-- start of Working data --

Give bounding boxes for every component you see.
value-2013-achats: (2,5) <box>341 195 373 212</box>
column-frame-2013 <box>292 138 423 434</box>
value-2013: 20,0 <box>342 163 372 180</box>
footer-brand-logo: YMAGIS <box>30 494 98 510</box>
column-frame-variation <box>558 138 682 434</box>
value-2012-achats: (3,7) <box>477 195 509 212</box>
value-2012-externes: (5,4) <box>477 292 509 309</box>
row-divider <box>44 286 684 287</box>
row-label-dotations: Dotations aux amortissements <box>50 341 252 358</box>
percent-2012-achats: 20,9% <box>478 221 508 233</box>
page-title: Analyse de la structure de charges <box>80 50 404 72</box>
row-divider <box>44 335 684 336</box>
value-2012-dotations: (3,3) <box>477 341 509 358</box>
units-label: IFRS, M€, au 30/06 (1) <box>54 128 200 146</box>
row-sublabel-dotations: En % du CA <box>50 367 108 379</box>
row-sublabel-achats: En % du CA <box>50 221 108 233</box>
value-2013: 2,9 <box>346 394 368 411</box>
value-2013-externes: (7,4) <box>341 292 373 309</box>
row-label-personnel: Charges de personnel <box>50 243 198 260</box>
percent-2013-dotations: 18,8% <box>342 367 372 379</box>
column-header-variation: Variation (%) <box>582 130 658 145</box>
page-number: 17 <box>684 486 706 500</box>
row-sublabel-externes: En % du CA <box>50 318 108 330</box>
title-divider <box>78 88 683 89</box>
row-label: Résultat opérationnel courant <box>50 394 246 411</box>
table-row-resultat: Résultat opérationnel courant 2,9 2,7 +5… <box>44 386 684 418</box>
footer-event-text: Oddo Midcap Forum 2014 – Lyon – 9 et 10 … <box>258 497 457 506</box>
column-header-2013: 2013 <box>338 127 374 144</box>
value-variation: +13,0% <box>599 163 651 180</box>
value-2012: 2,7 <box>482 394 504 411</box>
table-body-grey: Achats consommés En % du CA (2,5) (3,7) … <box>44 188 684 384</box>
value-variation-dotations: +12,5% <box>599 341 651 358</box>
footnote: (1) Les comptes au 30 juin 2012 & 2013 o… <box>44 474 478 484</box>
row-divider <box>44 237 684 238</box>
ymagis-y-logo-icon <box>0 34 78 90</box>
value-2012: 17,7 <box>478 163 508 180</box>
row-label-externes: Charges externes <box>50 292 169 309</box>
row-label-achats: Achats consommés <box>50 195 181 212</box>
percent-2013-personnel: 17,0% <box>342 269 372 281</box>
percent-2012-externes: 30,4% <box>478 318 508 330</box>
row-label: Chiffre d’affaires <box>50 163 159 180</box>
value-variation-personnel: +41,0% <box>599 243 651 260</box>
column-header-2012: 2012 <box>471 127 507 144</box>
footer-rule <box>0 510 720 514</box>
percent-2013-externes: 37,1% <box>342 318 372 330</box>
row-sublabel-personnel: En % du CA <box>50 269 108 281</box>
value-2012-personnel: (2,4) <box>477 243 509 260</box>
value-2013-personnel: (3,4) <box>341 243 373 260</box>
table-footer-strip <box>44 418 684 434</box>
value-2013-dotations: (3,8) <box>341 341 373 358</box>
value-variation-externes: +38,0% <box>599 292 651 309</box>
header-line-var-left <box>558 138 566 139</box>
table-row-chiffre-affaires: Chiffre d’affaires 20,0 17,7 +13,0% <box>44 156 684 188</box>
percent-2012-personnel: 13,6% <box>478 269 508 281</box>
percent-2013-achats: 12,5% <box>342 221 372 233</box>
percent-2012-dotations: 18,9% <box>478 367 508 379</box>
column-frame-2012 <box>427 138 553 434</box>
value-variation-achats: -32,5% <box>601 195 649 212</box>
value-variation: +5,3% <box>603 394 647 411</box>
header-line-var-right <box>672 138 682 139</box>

-- end of Working data --

Required task
Edit the material above so that each occurrence of "row-divider" reads "row-separator", and leave every other line and character unchanged.

Completed exercise
Give bounding boxes for every component you see.
value-2013-achats: (2,5) <box>341 195 373 212</box>
column-frame-2013 <box>292 138 423 434</box>
value-2013: 20,0 <box>342 163 372 180</box>
footer-brand-logo: YMAGIS <box>30 494 98 510</box>
column-frame-variation <box>558 138 682 434</box>
value-2012-achats: (3,7) <box>477 195 509 212</box>
value-2012-externes: (5,4) <box>477 292 509 309</box>
row-separator <box>44 286 684 287</box>
row-label-dotations: Dotations aux amortissements <box>50 341 252 358</box>
percent-2012-achats: 20,9% <box>478 221 508 233</box>
page-title: Analyse de la structure de charges <box>80 50 404 72</box>
row-separator <box>44 335 684 336</box>
value-2012-dotations: (3,3) <box>477 341 509 358</box>
units-label: IFRS, M€, au 30/06 (1) <box>54 128 200 146</box>
row-sublabel-dotations: En % du CA <box>50 367 108 379</box>
row-sublabel-achats: En % du CA <box>50 221 108 233</box>
value-2013: 2,9 <box>346 394 368 411</box>
value-2013-externes: (7,4) <box>341 292 373 309</box>
row-label-personnel: Charges de personnel <box>50 243 198 260</box>
percent-2013-dotations: 18,8% <box>342 367 372 379</box>
column-header-variation: Variation (%) <box>582 130 658 145</box>
page-number: 17 <box>684 486 706 500</box>
row-sublabel-externes: En % du CA <box>50 318 108 330</box>
title-divider <box>78 88 683 89</box>
row-label: Résultat opérationnel courant <box>50 394 246 411</box>
table-row-resultat: Résultat opérationnel courant 2,9 2,7 +5… <box>44 386 684 418</box>
footer-event-text: Oddo Midcap Forum 2014 – Lyon – 9 et 10 … <box>258 497 457 506</box>
column-header-2013: 2013 <box>338 127 374 144</box>
value-variation: +13,0% <box>599 163 651 180</box>
value-2012: 2,7 <box>482 394 504 411</box>
table-body-grey: Achats consommés En % du CA (2,5) (3,7) … <box>44 188 684 384</box>
value-variation-dotations: +12,5% <box>599 341 651 358</box>
footnote: (1) Les comptes au 30 juin 2012 & 2013 o… <box>44 474 478 484</box>
row-separator <box>44 237 684 238</box>
ymagis-y-logo-icon <box>0 34 78 90</box>
value-2012: 17,7 <box>478 163 508 180</box>
row-label-externes: Charges externes <box>50 292 169 309</box>
row-label-achats: Achats consommés <box>50 195 181 212</box>
percent-2013-personnel: 17,0% <box>342 269 372 281</box>
percent-2012-externes: 30,4% <box>478 318 508 330</box>
row-label: Chiffre d’affaires <box>50 163 159 180</box>
value-variation-personnel: +41,0% <box>599 243 651 260</box>
column-header-2012: 2012 <box>471 127 507 144</box>
footer-rule <box>0 510 720 514</box>
percent-2013-externes: 37,1% <box>342 318 372 330</box>
row-sublabel-personnel: En % du CA <box>50 269 108 281</box>
value-2012-personnel: (2,4) <box>477 243 509 260</box>
value-2013-personnel: (3,4) <box>341 243 373 260</box>
table-footer-strip <box>44 418 684 434</box>
value-2013-dotations: (3,8) <box>341 341 373 358</box>
value-variation-externes: +38,0% <box>599 292 651 309</box>
header-line-var-left <box>558 138 566 139</box>
table-row-chiffre-affaires: Chiffre d’affaires 20,0 17,7 +13,0% <box>44 156 684 188</box>
percent-2012-personnel: 13,6% <box>478 269 508 281</box>
percent-2013-achats: 12,5% <box>342 221 372 233</box>
percent-2012-dotations: 18,9% <box>478 367 508 379</box>
column-frame-2012 <box>427 138 553 434</box>
value-variation-achats: -32,5% <box>601 195 649 212</box>
value-variation: +5,3% <box>603 394 647 411</box>
header-line-var-right <box>672 138 682 139</box>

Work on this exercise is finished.